__Your goal__:
Extract each line where the string "name" shows up.

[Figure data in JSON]
******************************

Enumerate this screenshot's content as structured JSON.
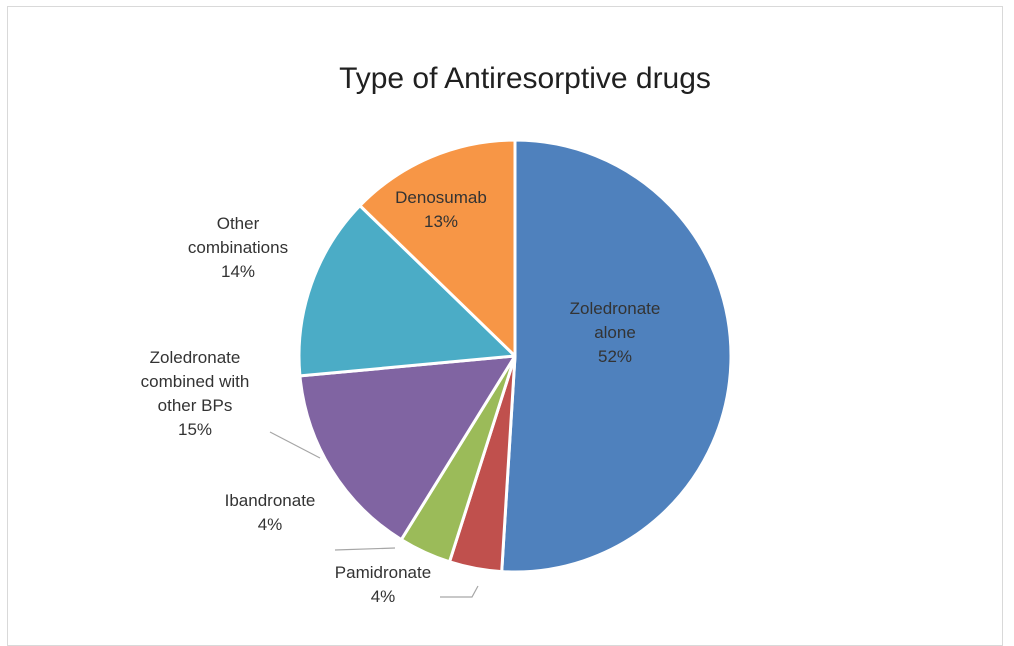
{
  "chart_data": {
    "type": "pie",
    "title": "Type of Antiresorptive drugs",
    "slices": [
      {
        "name": "Zoledronate alone",
        "label_lines": [
          "Zoledronate",
          "alone"
        ],
        "value": 52,
        "value_label": "52%",
        "color": "#4F81BD"
      },
      {
        "name": "Pamidronate",
        "label_lines": [
          "Pamidronate"
        ],
        "value": 4,
        "value_label": "4%",
        "color": "#C0504D"
      },
      {
        "name": "Ibandronate",
        "label_lines": [
          "Ibandronate"
        ],
        "value": 4,
        "value_label": "4%",
        "color": "#9BBB59"
      },
      {
        "name": "Zoledronate combined with other BPs",
        "label_lines": [
          "Zoledronate",
          "combined with",
          "other BPs"
        ],
        "value": 15,
        "value_label": "15%",
        "color": "#8064A2"
      },
      {
        "name": "Other combinations",
        "label_lines": [
          "Other",
          "combinations"
        ],
        "value": 14,
        "value_label": "14%",
        "color": "#4BACC6"
      },
      {
        "name": "Denosumab",
        "label_lines": [
          "Denosumab"
        ],
        "value": 13,
        "value_label": "13%",
        "color": "#F79646"
      }
    ],
    "start_angle": "12 o'clock",
    "direction": "clockwise",
    "legend": "none"
  }
}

******************************

__Exercise response__:
        "name": "Zoledronate alone",
        "name": "Pamidronate",
        "name": "Ibandronate",
        "name": "Zoledronate combined with other BPs",
        "name": "Other combinations",
        "name": "Denosumab",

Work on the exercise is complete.